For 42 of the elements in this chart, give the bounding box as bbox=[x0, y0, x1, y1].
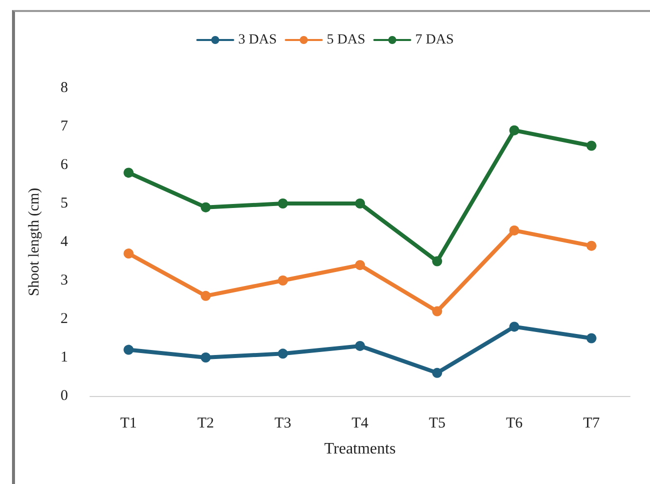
legend-label: 3 DAS bbox=[238, 32, 277, 48]
point bbox=[509, 125, 520, 136]
point bbox=[278, 348, 288, 359]
point bbox=[355, 198, 365, 208]
point bbox=[432, 306, 442, 316]
point bbox=[278, 198, 288, 208]
point bbox=[124, 168, 134, 178]
point bbox=[509, 225, 520, 236]
point bbox=[200, 202, 211, 212]
point bbox=[509, 322, 520, 332]
x-tick-label: T4 bbox=[352, 416, 369, 432]
x-axis-title: Treatments bbox=[324, 440, 396, 458]
y-tick-label: 2 bbox=[60, 311, 68, 327]
point bbox=[586, 140, 596, 151]
y-tick-label: 1 bbox=[60, 350, 68, 366]
x-tick-label: T3 bbox=[274, 416, 292, 432]
legend-label: 7 DAS bbox=[415, 32, 454, 48]
y-tick-label: 0 bbox=[60, 388, 68, 404]
point bbox=[124, 344, 134, 355]
x-tick-label: T1 bbox=[120, 416, 137, 432]
y-tick-label: 8 bbox=[60, 80, 68, 96]
x-tick-label: T5 bbox=[428, 416, 446, 432]
y-tick-label: 5 bbox=[60, 196, 68, 212]
point bbox=[200, 290, 211, 301]
point bbox=[278, 276, 288, 286]
point bbox=[355, 260, 365, 270]
point bbox=[586, 240, 596, 251]
point bbox=[200, 352, 211, 362]
point bbox=[432, 256, 442, 266]
point bbox=[586, 333, 596, 344]
y-tick-label: 3 bbox=[60, 272, 68, 288]
x-tick-label: T2 bbox=[197, 416, 214, 432]
point bbox=[124, 248, 134, 259]
y-tick-label: 4 bbox=[60, 234, 68, 250]
point bbox=[355, 340, 365, 351]
y-tick-label: 7 bbox=[60, 118, 68, 134]
y-axis-title: Shoot length (cm) bbox=[26, 188, 42, 296]
legend-label: 5 DAS bbox=[326, 32, 366, 48]
x-tick-label: T7 bbox=[583, 416, 600, 432]
y-tick-label: 6 bbox=[60, 157, 68, 173]
point bbox=[432, 368, 442, 378]
x-tick-label: T6 bbox=[506, 416, 524, 432]
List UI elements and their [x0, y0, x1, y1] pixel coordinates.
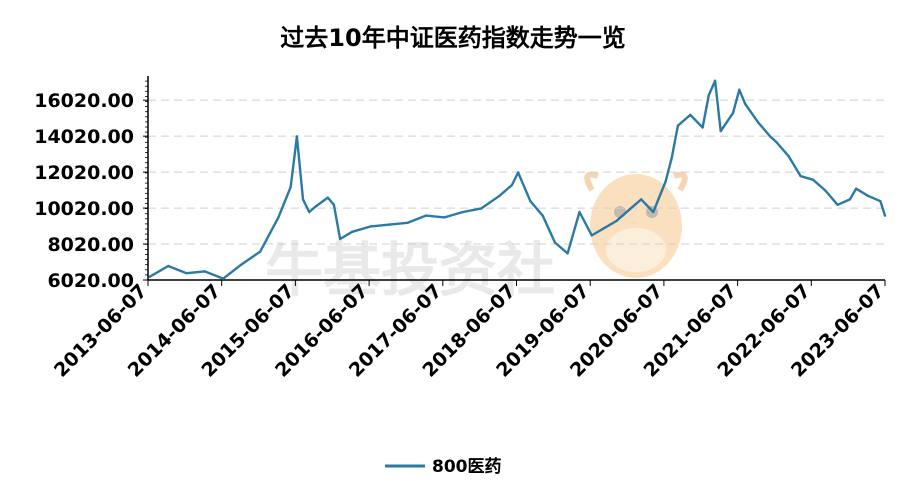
data-point — [664, 180, 667, 183]
data-point — [406, 221, 409, 225]
data-point — [480, 207, 483, 210]
data-point — [541, 214, 544, 217]
data-point — [326, 196, 330, 199]
legend-label: 800医药 — [432, 456, 502, 477]
data-point — [203, 270, 206, 273]
data-point — [222, 277, 225, 280]
data-point — [799, 174, 802, 178]
data-point — [854, 187, 858, 190]
data-point — [787, 155, 790, 158]
data-point — [566, 252, 569, 255]
y-axis-ticks: 6020.00 8020.00 10020.00 12020.00 14020.00 16… — [34, 90, 148, 292]
data-point — [883, 214, 887, 217]
data-point — [289, 185, 292, 189]
watermark-text: 牛基投资社 — [265, 236, 555, 304]
data-point — [879, 200, 882, 203]
data-point — [148, 275, 151, 278]
data-point — [811, 178, 815, 181]
data-point — [775, 140, 778, 144]
data-point — [602, 227, 606, 230]
data-point — [369, 225, 372, 228]
y-tick-label: 12020.00 — [34, 162, 134, 184]
data-point — [553, 241, 557, 244]
y-tick-label: 6020.00 — [47, 270, 134, 292]
data-point — [461, 210, 465, 214]
data-point — [738, 88, 741, 91]
data-point — [836, 203, 839, 207]
data-point — [756, 120, 760, 124]
data-point — [295, 135, 299, 138]
data-point — [498, 194, 501, 198]
y-tick-label: 14020.00 — [34, 126, 134, 148]
data-point — [516, 171, 520, 174]
data-point — [670, 156, 673, 160]
data-point — [824, 189, 827, 192]
data-point — [185, 271, 188, 275]
data-point — [689, 113, 692, 117]
y-tick-label: 16020.00 — [34, 90, 134, 112]
data-point — [510, 183, 514, 187]
data-point — [768, 135, 772, 138]
data-point — [731, 111, 735, 115]
data-point — [308, 210, 311, 214]
data-point — [744, 102, 747, 106]
data-point — [166, 264, 170, 268]
data-point — [351, 230, 354, 234]
data-point — [615, 219, 618, 223]
data-point — [719, 129, 722, 133]
data-point — [848, 198, 852, 201]
data-point — [866, 194, 870, 198]
series-line-0 — [148, 79, 887, 280]
legend: 800医药 — [385, 456, 502, 477]
data-point — [338, 237, 342, 241]
data-point — [240, 262, 244, 266]
data-point — [301, 198, 305, 201]
data-point — [443, 216, 446, 219]
y-tick-label: 8020.00 — [47, 234, 134, 256]
data-point — [277, 216, 280, 219]
data-point — [707, 93, 711, 97]
data-point — [388, 223, 391, 226]
data-point — [578, 210, 581, 214]
chart-title: 过去10年中证医药指数走势一览 — [280, 24, 625, 52]
data-point — [676, 124, 680, 127]
data-point — [652, 210, 655, 214]
data-point — [701, 126, 704, 129]
watermark-logo — [584, 171, 688, 278]
data-point — [640, 198, 643, 201]
data-point — [713, 79, 717, 82]
data-point — [529, 200, 532, 203]
data-point — [590, 234, 593, 237]
series-layer — [148, 79, 887, 280]
data-point — [314, 205, 317, 208]
y-tick-label: 10020.00 — [34, 198, 134, 220]
data-point — [259, 250, 262, 253]
data-point — [332, 203, 336, 207]
data-point — [424, 214, 428, 217]
data-point — [627, 209, 630, 212]
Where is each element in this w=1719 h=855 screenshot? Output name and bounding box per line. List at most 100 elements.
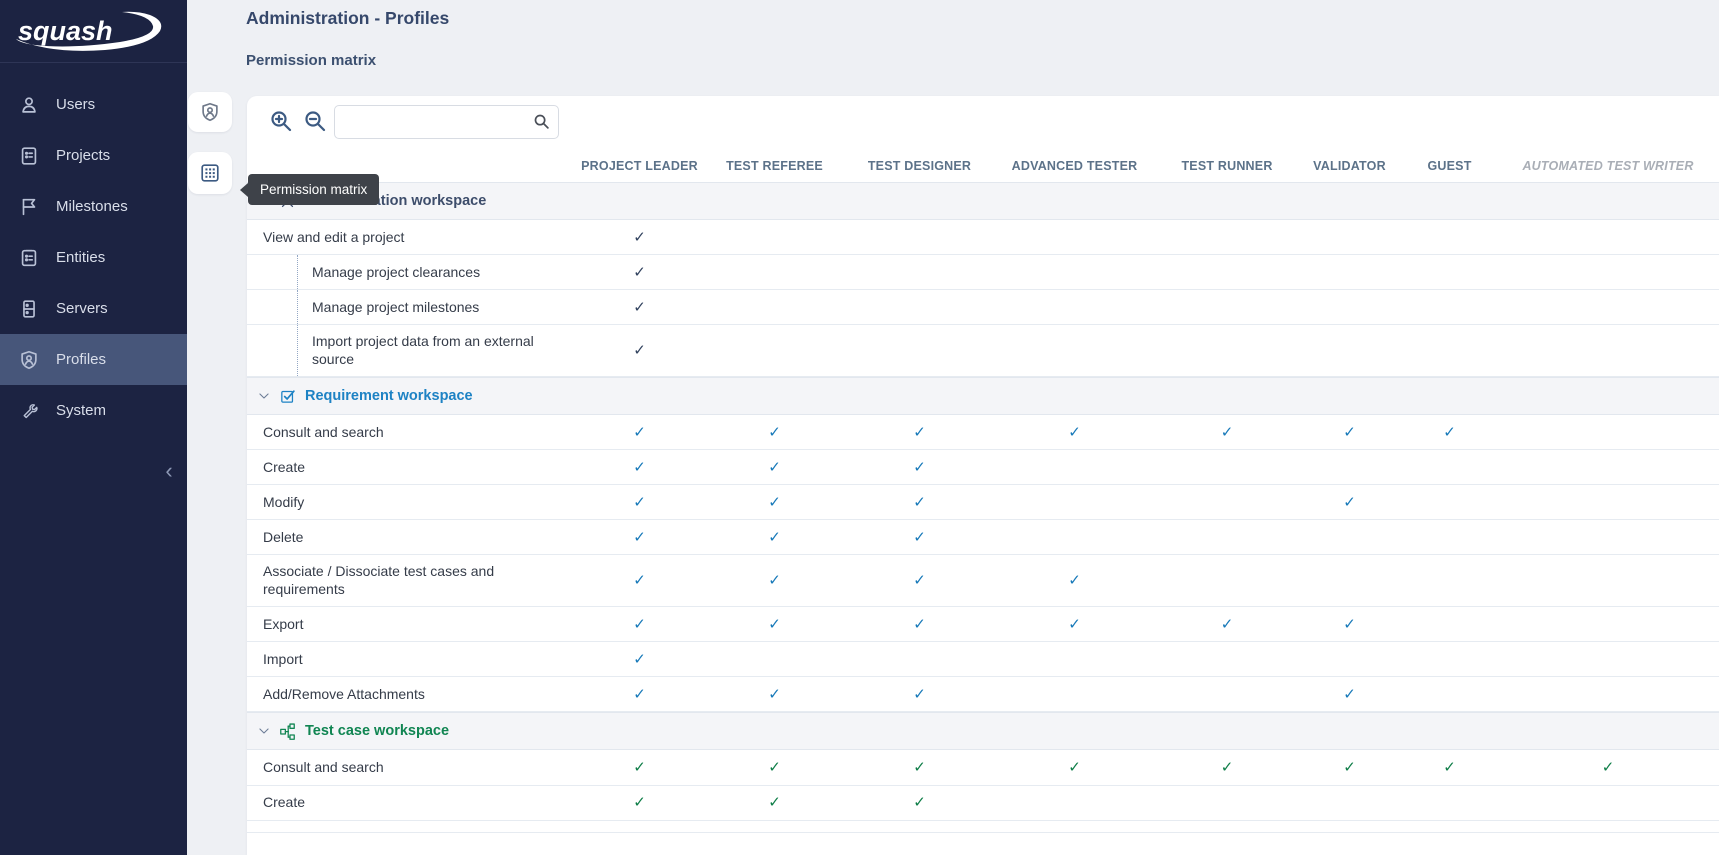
permission-check-icon[interactable]: ✓ [577, 573, 702, 588]
permission-check-icon[interactable]: ✓ [577, 687, 702, 702]
permission-check-icon[interactable]: ✓ [577, 230, 702, 245]
sidebar-item-servers[interactable]: Servers [0, 283, 187, 334]
permission-row: Add/Remove Attachments✓✓✓✓ [247, 677, 1719, 712]
permission-check-icon[interactable]: ✓ [1297, 425, 1402, 440]
sidebar-collapse-chevron-icon[interactable]: ‹ [157, 458, 181, 486]
sidebar-item-entities[interactable]: Entities [0, 232, 187, 283]
column-header: VALIDATOR [1297, 159, 1402, 173]
document-icon [18, 145, 40, 167]
rail-profile-detail-button[interactable] [188, 92, 232, 132]
chevron-down-icon[interactable] [257, 389, 271, 403]
permission-check-icon[interactable]: ✓ [702, 795, 847, 810]
permission-check-icon[interactable]: ✓ [847, 573, 992, 588]
permission-check-icon[interactable]: ✓ [1297, 617, 1402, 632]
permission-check-icon[interactable]: ✓ [577, 495, 702, 510]
zoom-in-icon[interactable] [269, 109, 295, 135]
permission-check-icon[interactable]: ✓ [702, 573, 847, 588]
permission-check-icon[interactable]: ✓ [847, 460, 992, 475]
permission-check-icon[interactable]: ✓ [577, 425, 702, 440]
permission-check-icon[interactable]: ✓ [577, 760, 702, 775]
permission-check-icon[interactable]: ✓ [702, 425, 847, 440]
permission-check-icon[interactable]: ✓ [1297, 760, 1402, 775]
permission-check-icon[interactable]: ✓ [992, 573, 1157, 588]
permission-check-icon[interactable]: ✓ [702, 687, 847, 702]
zoom-out-icon[interactable] [303, 109, 329, 135]
sidebar-item-users[interactable]: Users [0, 79, 187, 130]
permission-check-icon[interactable]: ✓ [577, 343, 702, 358]
permission-row: Create✓✓✓ [247, 450, 1719, 485]
section-title: Test case workspace [305, 723, 449, 739]
permission-check-icon[interactable]: ✓ [702, 617, 847, 632]
permission-check-icon[interactable]: ✓ [577, 265, 702, 280]
sidebar-item-label: Users [56, 96, 95, 113]
sidebar-item-label: Profiles [56, 351, 106, 368]
permission-check-icon[interactable]: ✓ [1297, 495, 1402, 510]
permission-check-icon[interactable]: ✓ [577, 300, 702, 315]
squash-logo-swoosh: squash [10, 9, 168, 53]
permission-check-icon[interactable]: ✓ [847, 495, 992, 510]
rail-permission-matrix-button[interactable] [188, 152, 232, 194]
permission-check-icon[interactable]: ✓ [1497, 760, 1719, 775]
permission-check-icon[interactable]: ✓ [702, 530, 847, 545]
search-icon[interactable] [533, 113, 550, 130]
chevron-down-icon[interactable] [257, 724, 271, 738]
user-icon [18, 94, 40, 116]
permission-row: Create✓✓✓ [247, 786, 1719, 821]
permission-check-icon[interactable]: ✓ [577, 617, 702, 632]
page-subtitle: Permission matrix [246, 52, 376, 69]
matrix-search-input[interactable] [334, 105, 559, 139]
permission-check-icon[interactable]: ✓ [847, 795, 992, 810]
permission-check-icon[interactable]: ✓ [577, 795, 702, 810]
permission-check-icon[interactable]: ✓ [847, 760, 992, 775]
permission-check-icon[interactable]: ✓ [847, 687, 992, 702]
page-title: Administration - Profiles [246, 8, 449, 29]
sidebar-nav: Users Projects Milestones Entities Serve… [0, 63, 187, 436]
tooltip-text: Permission matrix [248, 174, 379, 205]
permission-label: Create [247, 450, 577, 484]
permission-check-icon[interactable]: ✓ [847, 425, 992, 440]
permission-check-icon[interactable]: ✓ [1402, 425, 1497, 440]
permission-check-icon[interactable]: ✓ [702, 460, 847, 475]
column-header: AUTOMATED TEST WRITER [1497, 159, 1719, 173]
permission-row: Consult and search✓✓✓✓✓✓✓ [247, 415, 1719, 450]
sidebar-item-projects[interactable]: Projects [0, 130, 187, 181]
permission-check-icon[interactable]: ✓ [577, 460, 702, 475]
section-header[interactable]: Administration workspace [247, 182, 1719, 220]
sidebar-item-milestones[interactable]: Milestones [0, 181, 187, 232]
sidebar-item-profiles[interactable]: Profiles [0, 334, 187, 385]
permission-label: Create [247, 786, 577, 820]
permission-check-icon[interactable]: ✓ [577, 652, 702, 667]
permission-check-icon[interactable]: ✓ [702, 760, 847, 775]
permission-label: Associate / Dissociate test cases and re… [247, 555, 577, 606]
permission-check-icon[interactable]: ✓ [847, 617, 992, 632]
permission-check-icon[interactable]: ✓ [577, 530, 702, 545]
grid-icon [199, 162, 221, 184]
sidebar-item-system[interactable]: System [0, 385, 187, 436]
section-header[interactable]: Requirement workspace [247, 377, 1719, 415]
column-header: GUEST [1402, 159, 1497, 173]
permission-check-icon[interactable]: ✓ [1297, 687, 1402, 702]
permission-check-icon[interactable]: ✓ [847, 530, 992, 545]
permission-check-icon[interactable]: ✓ [992, 760, 1157, 775]
section-header[interactable]: Test case workspace [247, 712, 1719, 750]
permission-label: Import project data from an external sou… [297, 325, 577, 376]
column-header: TEST REFEREE [702, 159, 847, 173]
permission-row: Modify✓✓✓✓ [247, 485, 1719, 520]
matrix-column-headers: PROJECT LEADERTEST REFEREETEST DESIGNERA… [247, 150, 1719, 182]
sidebar-item-label: Entities [56, 249, 105, 266]
permission-check-icon[interactable]: ✓ [1157, 617, 1297, 632]
permission-row: Export✓✓✓✓✓✓ [247, 607, 1719, 642]
column-header: TEST RUNNER [1157, 159, 1297, 173]
sidebar-item-label: Servers [56, 300, 108, 317]
permission-check-icon[interactable]: ✓ [702, 495, 847, 510]
permission-label: Add/Remove Attachments [247, 677, 577, 711]
permission-check-icon[interactable]: ✓ [992, 425, 1157, 440]
permission-label: Consult and search [247, 750, 577, 784]
permission-check-icon[interactable]: ✓ [1157, 760, 1297, 775]
permission-check-icon[interactable]: ✓ [1157, 425, 1297, 440]
permission-check-icon[interactable]: ✓ [1402, 760, 1497, 775]
permission-label: Delete [247, 520, 577, 554]
permission-check-icon[interactable]: ✓ [992, 617, 1157, 632]
permission-row: Import project data from an external sou… [247, 325, 1719, 377]
permission-row: Associate / Dissociate test cases and re… [247, 555, 1719, 607]
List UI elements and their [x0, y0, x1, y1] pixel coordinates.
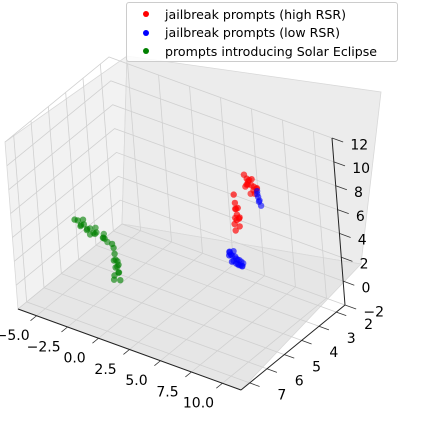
legend: jailbreak prompts (high RSR) jailbreak p…: [126, 2, 398, 62]
legend-label-solar-eclipse: prompts introducing Solar Eclipse: [165, 43, 378, 59]
tick-mark-z: [337, 209, 349, 214]
tick-mark-y: [266, 368, 278, 373]
tick-mark-z: [344, 304, 357, 310]
tick-label-y: 6: [295, 373, 304, 389]
point-series-2: [108, 240, 116, 248]
gridline-z: [10, 128, 338, 214]
tick-label-x: 2.5: [94, 362, 116, 378]
tick-label-z: 6: [356, 209, 365, 225]
tick-label-x: −5.0: [0, 328, 30, 344]
data-points: [71, 171, 265, 284]
tick-mark-y: [318, 325, 330, 331]
tick-label-z: 4: [358, 233, 367, 249]
point-series-0: [248, 176, 255, 183]
tick-label-y: 5: [312, 359, 321, 375]
point-series-2: [114, 258, 121, 265]
point-series-2: [83, 226, 91, 234]
legend-item-low-rsr: jailbreak prompts (low RSR): [135, 24, 389, 43]
point-series-0: [247, 190, 254, 197]
point-series-1: [254, 190, 261, 198]
tick-label-z: −2: [363, 304, 384, 320]
tick-label-z: 0: [361, 280, 370, 296]
tick-mark-y: [301, 340, 312, 345]
tick-mark-y: [336, 311, 347, 317]
gridline-z: [4, 56, 333, 143]
point-series-2: [92, 224, 99, 231]
tick-mark-x: [216, 382, 223, 389]
point-series-0: [231, 199, 239, 207]
point-series-2: [91, 230, 99, 238]
tick-label-z: 10: [352, 161, 370, 177]
axis-lines: [17, 137, 357, 391]
tick-mark-x: [92, 337, 99, 344]
tick-label-x: 7.5: [156, 384, 178, 400]
tick-mark-z: [343, 280, 355, 286]
legend-label-high-rsr: jailbreak prompts (high RSR): [165, 6, 347, 22]
legend-marker-high-rsr: [143, 11, 149, 18]
tick-mark-x: [61, 326, 68, 333]
point-series-0: [236, 223, 243, 230]
point-series-0: [234, 204, 241, 212]
tick-mark-x: [185, 371, 192, 378]
tick-label-y: 2: [364, 317, 373, 333]
legend-marker-low-rsr: [143, 29, 149, 36]
axis-line-z: [331, 137, 346, 306]
point-series-2: [79, 216, 87, 223]
point-series-0: [231, 220, 238, 228]
point-series-2: [74, 217, 81, 224]
gridline-z: [6, 80, 334, 167]
tick-label-z: 12: [350, 137, 368, 153]
tick-mark-z: [339, 233, 351, 238]
tick-mark-y: [249, 382, 260, 387]
point-series-0: [243, 181, 250, 188]
tick-mark-x: [30, 315, 37, 322]
point-series-2: [100, 230, 108, 238]
point-series-1: [256, 197, 263, 204]
legend-label-low-rsr: jailbreak prompts (low RSR): [165, 25, 341, 41]
tick-mark-z: [331, 137, 344, 143]
tick-label-z: 2: [360, 257, 369, 273]
point-series-2: [114, 263, 121, 270]
tick-label-x: 0.0: [63, 351, 85, 367]
legend-item-high-rsr: jailbreak prompts (high RSR): [135, 5, 389, 24]
point-series-0: [240, 171, 248, 178]
tick-label-y: 7: [277, 388, 286, 404]
axis-line-y: [240, 304, 346, 391]
tick-label-y: 4: [329, 345, 338, 361]
legend-marker-solar-eclipse: [143, 48, 149, 55]
tick-mark-z: [333, 161, 346, 167]
gridline-z: [12, 151, 340, 238]
tick-mark-z: [335, 185, 348, 191]
point-series-2: [77, 222, 84, 230]
grid-lines: [4, 56, 346, 384]
point-series-1: [226, 249, 233, 256]
point-series-2: [117, 277, 124, 284]
tick-labels: −5.0−2.50.02.55.07.510.0234567−202468101…: [0, 137, 384, 411]
point-series-2: [110, 276, 118, 283]
gridline-z: [14, 175, 342, 262]
tick-label-x: 5.0: [125, 373, 147, 389]
point-series-0: [230, 191, 237, 198]
tick-mark-y: [284, 354, 295, 359]
tick-label-z: 8: [354, 185, 363, 201]
tick-label-x: −2.5: [27, 339, 61, 355]
point-series-2: [111, 250, 118, 257]
legend-item-solar-eclipse: prompts introducing Solar Eclipse: [135, 42, 389, 61]
tick-mark-z: [341, 256, 353, 262]
point-series-2: [86, 231, 94, 238]
point-series-1: [240, 260, 247, 267]
point-series-0: [232, 227, 239, 234]
tick-mark-x: [123, 349, 130, 355]
tick-label-x: 10.0: [183, 396, 214, 412]
gridline-z: [8, 104, 336, 191]
tick-label-y: 3: [347, 331, 356, 347]
gridline-z: [17, 223, 346, 310]
point-series-0: [232, 214, 239, 222]
gridline-z: [15, 199, 344, 286]
point-series-1: [257, 202, 265, 209]
axis-line-x: [17, 308, 242, 391]
tick-mark-x: [154, 360, 161, 367]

**СУТЬ ЗАДАНИЯ:** Обновите строки списка, начиная со строки с "data-point — [664, 180, 667, 183]" и заканчивая строкой с "data-point — [222, 277, 225, 280]". Замените в них "data-point" на "point" и оставьте все остальное без изменений.

**ОТВЕТ:**
point — [664, 180, 667, 183]
point — [406, 221, 409, 225]
point — [480, 207, 483, 210]
point — [541, 214, 544, 217]
point — [326, 196, 330, 199]
legend-label: 800医药 — [432, 456, 502, 477]
point — [203, 270, 206, 273]
point — [222, 277, 225, 280]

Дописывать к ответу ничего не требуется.